> **PROBLEM REQUIREMENTS**:
Report each line of the data that has "seconds" somewhere in it.

> **Data entries**:
####
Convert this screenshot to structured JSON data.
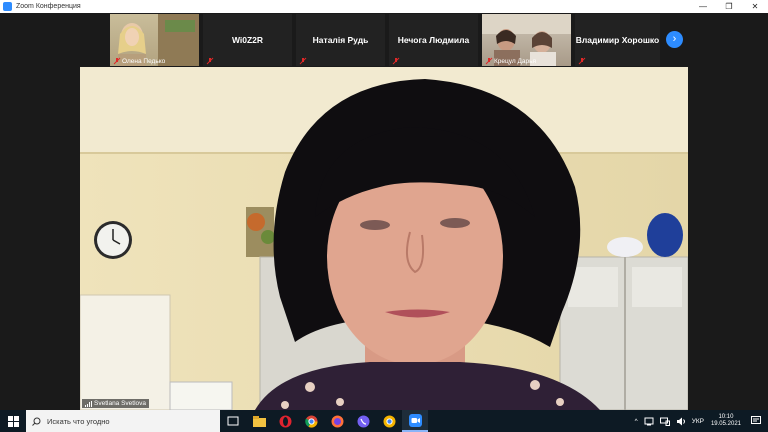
{
  "window": {
    "title": "Zoom Конференция",
    "minimize": "—",
    "maximize": "❐",
    "close": "✕"
  },
  "participants": [
    {
      "name": "Олена Педько",
      "video": true,
      "muted": true
    },
    {
      "name": "Wi0Z2R",
      "video": false,
      "muted": true
    },
    {
      "name": "Наталія Рудь",
      "video": false,
      "muted": true
    },
    {
      "name": "Нечога Людмила",
      "video": false,
      "muted": true
    },
    {
      "name": "Крецул Дарья",
      "video": true,
      "muted": true
    },
    {
      "name": "Владимир Хорошко",
      "video": false,
      "muted": true
    }
  ],
  "next_page_icon": "chevron-right-icon",
  "speaker": {
    "name": "Svetlana Svetlova"
  },
  "taskbar": {
    "search_placeholder": "Искать что угодно",
    "pinned": [
      "task-view-icon",
      "file-explorer-icon",
      "opera-icon",
      "chrome-icon",
      "firefox-icon",
      "viber-icon",
      "chrome-icon",
      "zoom-icon"
    ],
    "tray_language": "УКР",
    "time": "10:10",
    "date": "19.05.2021"
  },
  "colors": {
    "accent": "#2d8cff",
    "taskbar": "#0d1a24",
    "mute": "#e02828"
  }
}
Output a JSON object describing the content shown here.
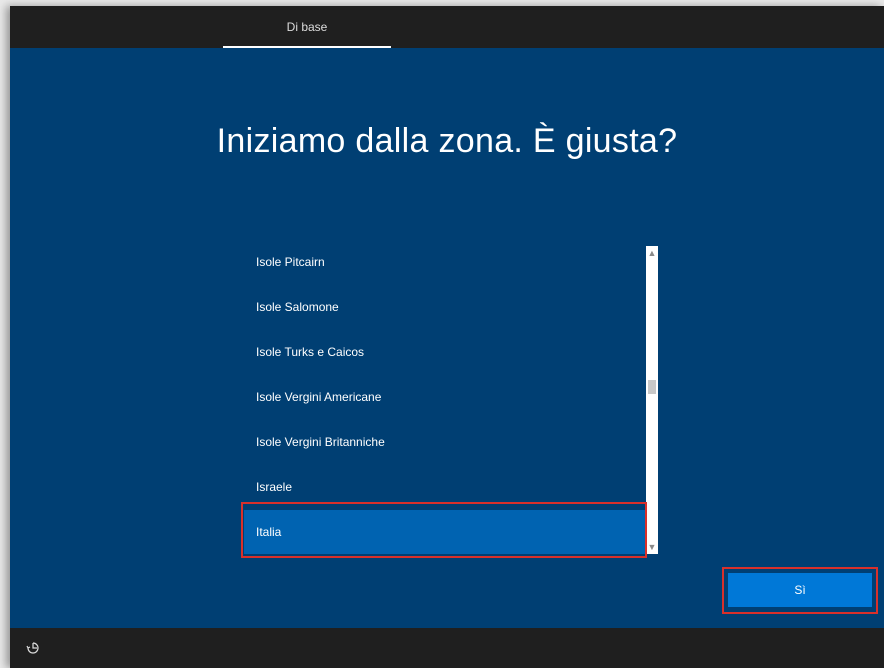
{
  "header": {
    "tabs": [
      {
        "label": "Di base",
        "active": true
      }
    ]
  },
  "main": {
    "title": "Iniziamo dalla zona. È giusta?",
    "region_list": {
      "items": [
        {
          "label": "Isole Pitcairn",
          "selected": false
        },
        {
          "label": "Isole Salomone",
          "selected": false
        },
        {
          "label": "Isole Turks e Caicos",
          "selected": false
        },
        {
          "label": "Isole Vergini Americane",
          "selected": false
        },
        {
          "label": "Isole Vergini Britanniche",
          "selected": false
        },
        {
          "label": "Israele",
          "selected": false
        },
        {
          "label": "Italia",
          "selected": true
        }
      ]
    },
    "confirm_button": {
      "label": "Sì"
    }
  },
  "footer": {
    "accessibility_icon": "ease-of-access-icon"
  },
  "colors": {
    "background": "#003f73",
    "bar": "#1f1f1f",
    "selected_item": "#0063b1",
    "button": "#0078d7",
    "annotation": "#d9302b"
  }
}
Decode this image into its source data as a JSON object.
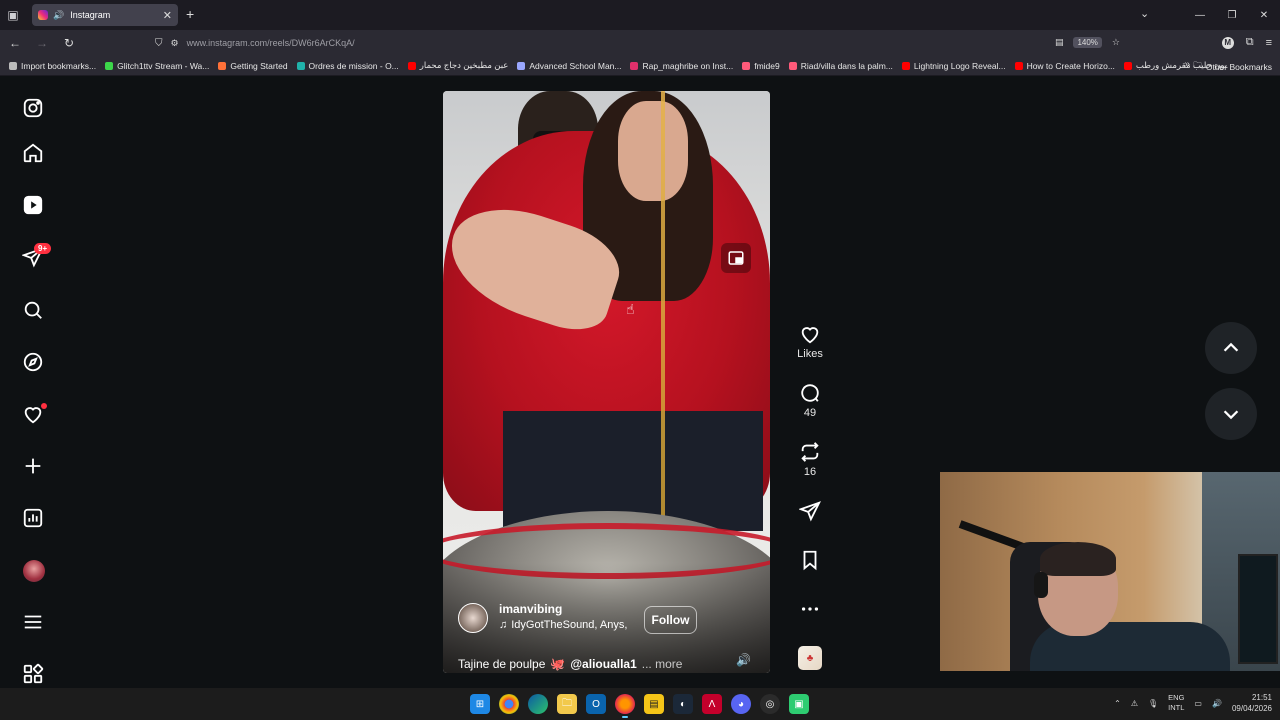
{
  "browser": {
    "tab_title": "Instagram",
    "url": "www.instagram.com/reels/DW6r6ArCKqA/",
    "zoom": "140%",
    "profile_initial": "M",
    "bookmarks": [
      {
        "label": "Import bookmarks...",
        "color": "#bbbbbb"
      },
      {
        "label": "Glitch1ttv Stream - Wa...",
        "color": "#3cd64a"
      },
      {
        "label": "Getting Started",
        "color": "#ff7139"
      },
      {
        "label": "Ordres de mission - O...",
        "color": "#20b2aa"
      },
      {
        "label": "عبن مطبخين دجاج محمار",
        "color": "#ff0000"
      },
      {
        "label": "Advanced School Man...",
        "color": "#9aa7ff"
      },
      {
        "label": "Rap_maghribe on Inst...",
        "color": "#e1306c"
      },
      {
        "label": "fmide9",
        "color": "#ff5a7a"
      },
      {
        "label": "Riad/villa dans la palm...",
        "color": "#ff5a7a"
      },
      {
        "label": "Lightning Logo Reveal...",
        "color": "#ff0000"
      },
      {
        "label": "How to Create Horizo...",
        "color": "#ff0000"
      },
      {
        "label": "ـون حليب مقرمش ورطب",
        "color": "#ff0000"
      }
    ],
    "other_bookmarks": "Other Bookmarks"
  },
  "sidebar": {
    "notification_badge": "9+"
  },
  "reel": {
    "author": "imanvibing",
    "audio": "IdyGotTheSound, Anys,",
    "follow_label": "Follow",
    "caption_text": "Tajine de poulpe",
    "caption_mention": "@alioualla1",
    "caption_more": "... more",
    "actions": {
      "likes_label": "Likes",
      "comments_count": "49",
      "reposts_count": "16"
    }
  },
  "taskbar": {
    "lang_top": "ENG",
    "lang_bottom": "INTL",
    "time": "21:51",
    "date": "09/04/2026"
  }
}
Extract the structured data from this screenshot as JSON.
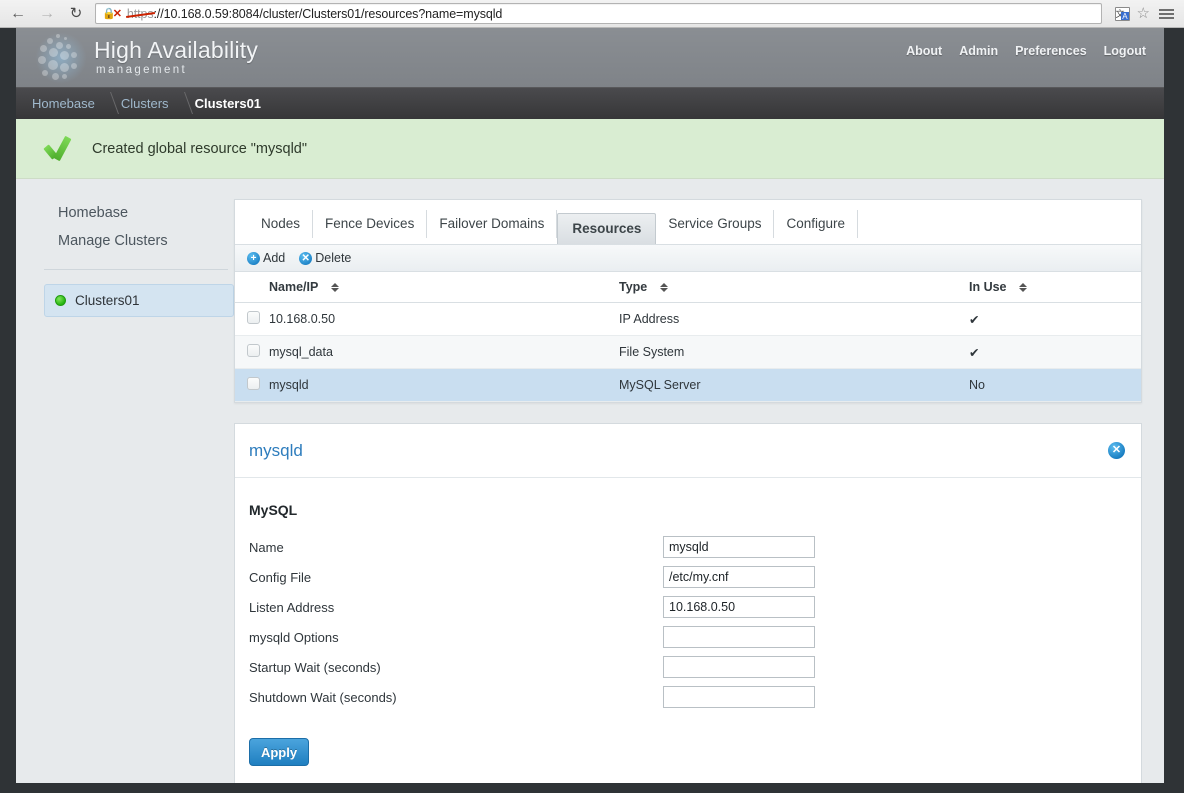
{
  "browser": {
    "back_icon": "back-arrow-icon",
    "forward_icon": "forward-arrow-icon",
    "reload_icon": "reload-icon",
    "security_icon": "broken-https-lock-icon",
    "url_scheme": "https",
    "url_rest": "://10.168.0.59:8084/cluster/Clusters01/resources?name=mysqld",
    "url_full": "https://10.168.0.59:8084/cluster/Clusters01/resources?name=mysqld",
    "translate_icon": "translate-icon",
    "bookmark_icon": "star-icon",
    "menu_icon": "hamburger-menu-icon"
  },
  "header": {
    "brand_main": "High Availability",
    "brand_sub": "management",
    "logo_icon": "dotted-cluster-logo",
    "nav": [
      {
        "label": "About"
      },
      {
        "label": "Admin"
      },
      {
        "label": "Preferences"
      },
      {
        "label": "Logout"
      }
    ]
  },
  "breadcrumb": [
    {
      "label": "Homebase",
      "active": false
    },
    {
      "label": "Clusters",
      "active": false
    },
    {
      "label": "Clusters01",
      "active": true
    }
  ],
  "banner": {
    "icon": "green-check-icon",
    "message": "Created global resource \"mysqld\"",
    "background": "#d9edd2"
  },
  "sidebar": {
    "links": [
      {
        "label": "Homebase"
      },
      {
        "label": "Manage Clusters"
      }
    ],
    "cluster": {
      "label": "Clusters01",
      "status_icon": "green-status-dot",
      "status_color": "#25b410",
      "selected_background": "#d4e4f1"
    }
  },
  "tabs": [
    {
      "label": "Nodes",
      "active": false
    },
    {
      "label": "Fence Devices",
      "active": false
    },
    {
      "label": "Failover Domains",
      "active": false
    },
    {
      "label": "Resources",
      "active": true
    },
    {
      "label": "Service Groups",
      "active": false
    },
    {
      "label": "Configure",
      "active": false
    }
  ],
  "toolbar": {
    "add_label": "Add",
    "add_icon": "plus-circle-icon",
    "delete_label": "Delete",
    "delete_icon": "x-circle-icon"
  },
  "table": {
    "columns": [
      {
        "label": "Name/IP",
        "sort_icon": "sort-arrows-icon"
      },
      {
        "label": "Type",
        "sort_icon": "sort-arrows-icon"
      },
      {
        "label": "In Use",
        "sort_icon": "sort-arrows-icon"
      }
    ],
    "rows": [
      {
        "name": "10.168.0.50",
        "type": "IP Address",
        "in_use": "✔",
        "selected": false
      },
      {
        "name": "mysql_data",
        "type": "File System",
        "in_use": "✔",
        "selected": false
      },
      {
        "name": "mysqld",
        "type": "MySQL Server",
        "in_use": "No",
        "selected": true
      }
    ]
  },
  "detail": {
    "title": "mysqld",
    "close_icon": "close-circle-icon",
    "section_title": "MySQL",
    "fields": [
      {
        "label": "Name",
        "value": "mysqld",
        "placeholder": ""
      },
      {
        "label": "Config File",
        "value": "/etc/my.cnf",
        "placeholder": ""
      },
      {
        "label": "Listen Address",
        "value": "10.168.0.50",
        "placeholder": ""
      },
      {
        "label": "mysqld Options",
        "value": "",
        "placeholder": ""
      },
      {
        "label": "Startup Wait (seconds)",
        "value": "",
        "placeholder": ""
      },
      {
        "label": "Shutdown Wait (seconds)",
        "value": "",
        "placeholder": ""
      }
    ],
    "apply_label": "Apply",
    "apply_color": "#1f7fc0"
  }
}
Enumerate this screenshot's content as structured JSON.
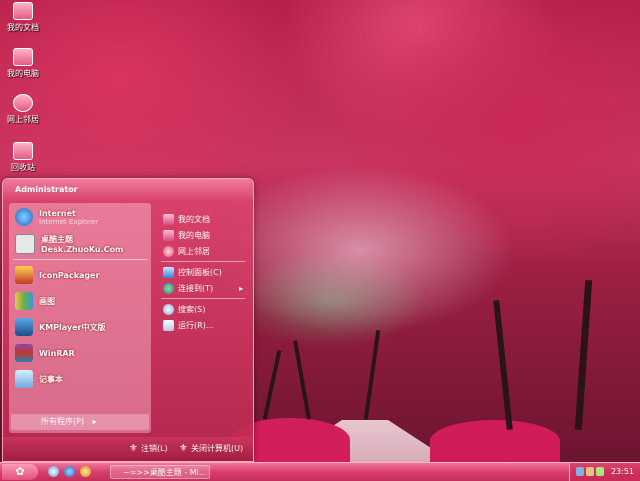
{
  "desktop_icons": [
    {
      "name": "mydocs",
      "label": "我的文档"
    },
    {
      "name": "mycomputer",
      "label": "我的电脑"
    },
    {
      "name": "network",
      "label": "网上邻居"
    },
    {
      "name": "recycle",
      "label": "回收站"
    }
  ],
  "start_menu": {
    "user": "Administrator",
    "pinned": [
      {
        "title": "Internet",
        "subtitle": "Internet Explorer"
      },
      {
        "title": "桌酷主题Desk.ZhuoKu.Com"
      }
    ],
    "programs": [
      {
        "title": "IconPackager"
      },
      {
        "title": "画图"
      },
      {
        "title": "KMPlayer中文版"
      },
      {
        "title": "WinRAR"
      },
      {
        "title": "记事本"
      }
    ],
    "all_programs": "所有程序(P)",
    "all_programs_arrow": "▸",
    "right": [
      {
        "label": "我的文档"
      },
      {
        "label": "我的电脑"
      },
      {
        "label": "网上邻居"
      },
      {
        "label": "控制面板(C)"
      },
      {
        "label": "连接到(T)",
        "arrow": "▸"
      },
      {
        "label": "搜索(S)"
      },
      {
        "label": "运行(R)..."
      }
    ],
    "logoff": "注销(L)",
    "shutdown": "关闭计算机(U)"
  },
  "taskbar": {
    "start_glyph": "✿",
    "task_label": "~=>>桌酷主题 - Mi...",
    "clock": "23:51"
  },
  "colors": {
    "accent": "#d83f6e",
    "highlight": "#f6a5bd"
  }
}
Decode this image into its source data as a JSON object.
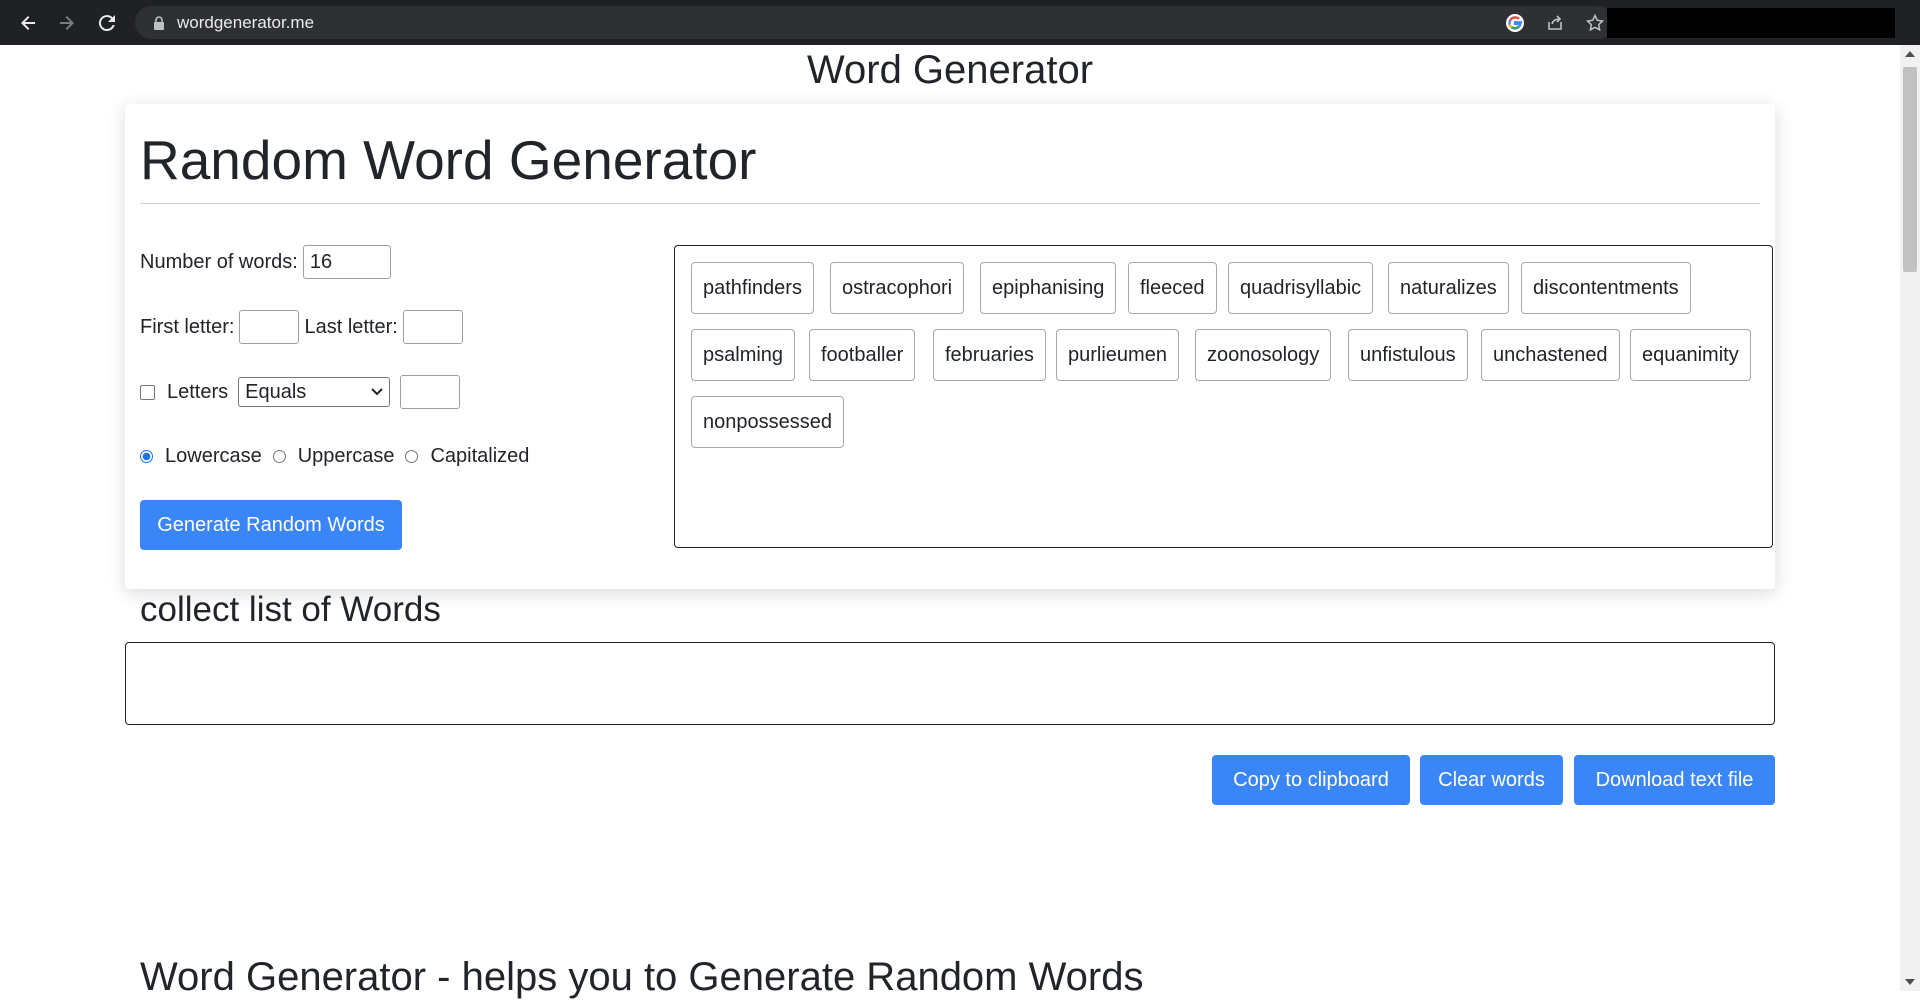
####
> **IN RESPONSE**:
        "label": "Startup Wait (seconds)",
        "label": "Shutdown Wait (seconds)",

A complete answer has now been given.